**Your instructions:** The entries below contain pictures. Retype everything except those pictures, exactly as given.

+++

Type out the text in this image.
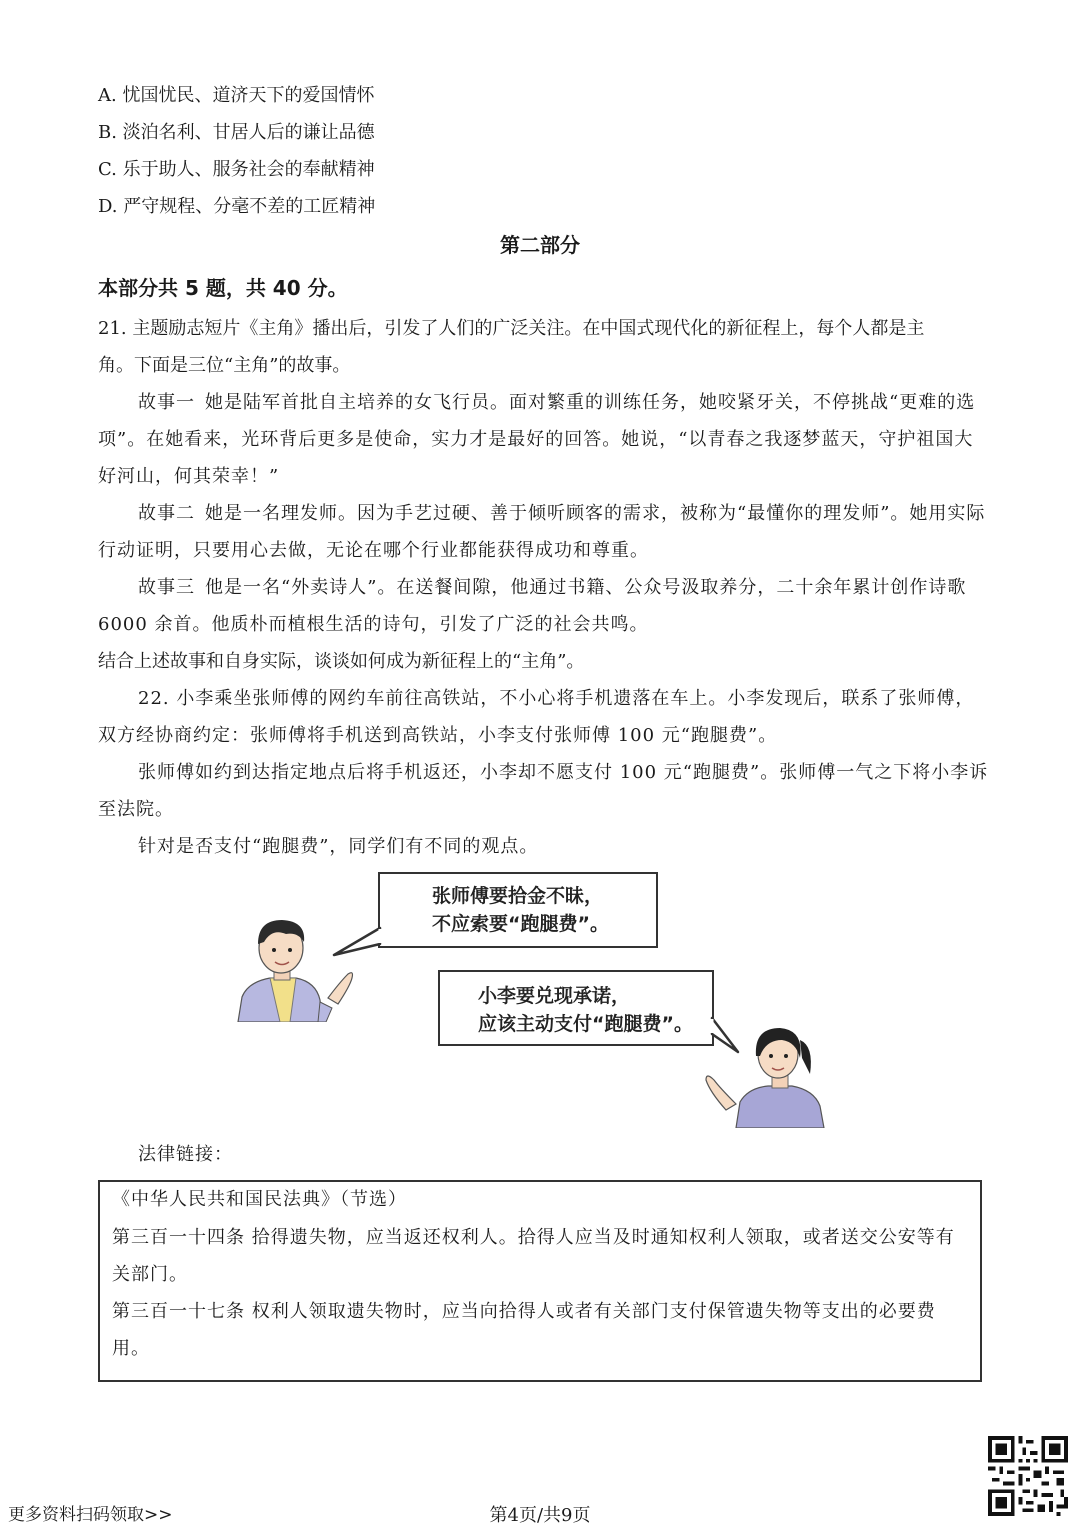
A. 忧国忧民、道济天下的爱国情怀
B. 淡泊名利、甘居人后的谦让品德
C. 乐于助人、服务社会的奉献精神
D. 严守规程、分毫不差的工匠精神
第二部分
本部分共 5 题，共 40 分。
21. 主题励志短片《主角》播出后，引发了人们的广泛关注。在中国式现代化的新征程上，每个人都是主
角。下面是三位“主角”的故事。
故事一 她是陆军首批自主培养的女飞行员。面对繁重的训练任务，她咬紧牙关，不停挑战“更难的选
项”。在她看来，光环背后更多是使命，实力才是最好的回答。她说，“以青春之我逐梦蓝天，守护祖国大
好河山，何其荣幸！”
故事二 她是一名理发师。因为手艺过硬、善于倾听顾客的需求，被称为“最懂你的理发师”。她用实际
行动证明，只要用心去做，无论在哪个行业都能获得成功和尊重。
故事三 他是一名“外卖诗人”。在送餐间隙，他通过书籍、公众号汲取养分，二十余年累计创作诗歌
6000 余首。他质朴而植根生活的诗句，引发了广泛的社会共鸣。
结合上述故事和自身实际，谈谈如何成为新征程上的“主角”。
22. 小李乘坐张师傅的网约车前往高铁站，不小心将手机遗落在车上。小李发现后，联系了张师傅，
双方经协商约定：张师傅将手机送到高铁站，小李支付张师傅 100 元“跑腿费”。
张师傅如约到达指定地点后将手机返还，小李却不愿支付 100 元“跑腿费”。张师傅一气之下将小李诉
至法院。
针对是否支付“跑腿费”，同学们有不同的观点。
张师傅要拾金不昧，
不应索要“跑腿费”。
小李要兑现承诺，
应该主动支付“跑腿费”。
法律链接：
《中华人民共和国民法典》（节选）
第三百一十四条 拾得遗失物，应当返还权利人。拾得人应当及时通知权利人领取，或者送交公安等有
关部门。
第三百一十七条 权利人领取遗失物时，应当向拾得人或者有关部门支付保管遗失物等支出的必要费
用。
更多资料扫码领取>>	第4页/共9页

+++

**Result of this exercise:**
Type out the text in this image.
A. 忧国忧民、道济天下的爱国情怀
B. 淡泊名利、甘居人后的谦让品德
C. 乐于助人、服务社会的奉献精神
D. 严守规程、分毫不差的工匠精神
第二部分
本部分共 5 题，共 40 分。
21. 主题励志短片《主角》播出后，引发了人们的广泛关注。在中国式现代化的新征程上，每个人都是主
角。下面是三位“主角”的故事。
故事一 她是陆军首批自主培养的女飞行员。面对繁重的训练任务，她咬紧牙关，不停挑战“更难的选
项”。在她看来，光环背后更多是使命，实力才是最好的回答。她说，“以青春之我逐梦蓝天，守护祖国大
好河山，何其荣幸！”
故事二 她是一名理发师。因为手艺过硬、善于倾听顾客的需求，被称为“最懂你的理发师”。她用实际
行动证明，只要用心去做，无论在哪个行业都能获得成功和尊重。
故事三 他是一名“外卖诗人”。在送餐间隙，他通过书籍、公众号汲取养分，二十余年累计创作诗歌
6000 余首。他质朴而植根生活的诗句，引发了广泛的社会共鸣。
结合上述故事和自身实际，谈谈如何成为新征程上的“主角”。
22. 小李乘坐张师傅的网约车前往高铁站，不小心将手机遗落在车上。小李发现后，联系了张师傅，
双方经协商约定：张师傅将手机送到高铁站，小李支付张师傅 100 元“跑腿费”。
张师傅如约到达指定地点后将手机返还，小李却不愿支付 100 元“跑腿费”。张师傅一气之下将小李诉
至法院。
针对是否支付“跑腿费”，同学们有不同的观点。
张师傅要拾金不昧，
不应索要“跑腿费”。
小李要兑现承诺，
应该主动支付“跑腿费”。
法律链接：
《中华人民共和国民法典》（节选）
第三百一十四条 拾得遗失物，应当返还权利人。拾得人应当及时通知权利人领取，或者送交公安等有
关部门。
第三百一十七条 权利人领取遗失物时，应当向拾得人或者有关部门支付保管遗失物等支出的必要费
用。
更多资料扫码领取>>	第4页/共9页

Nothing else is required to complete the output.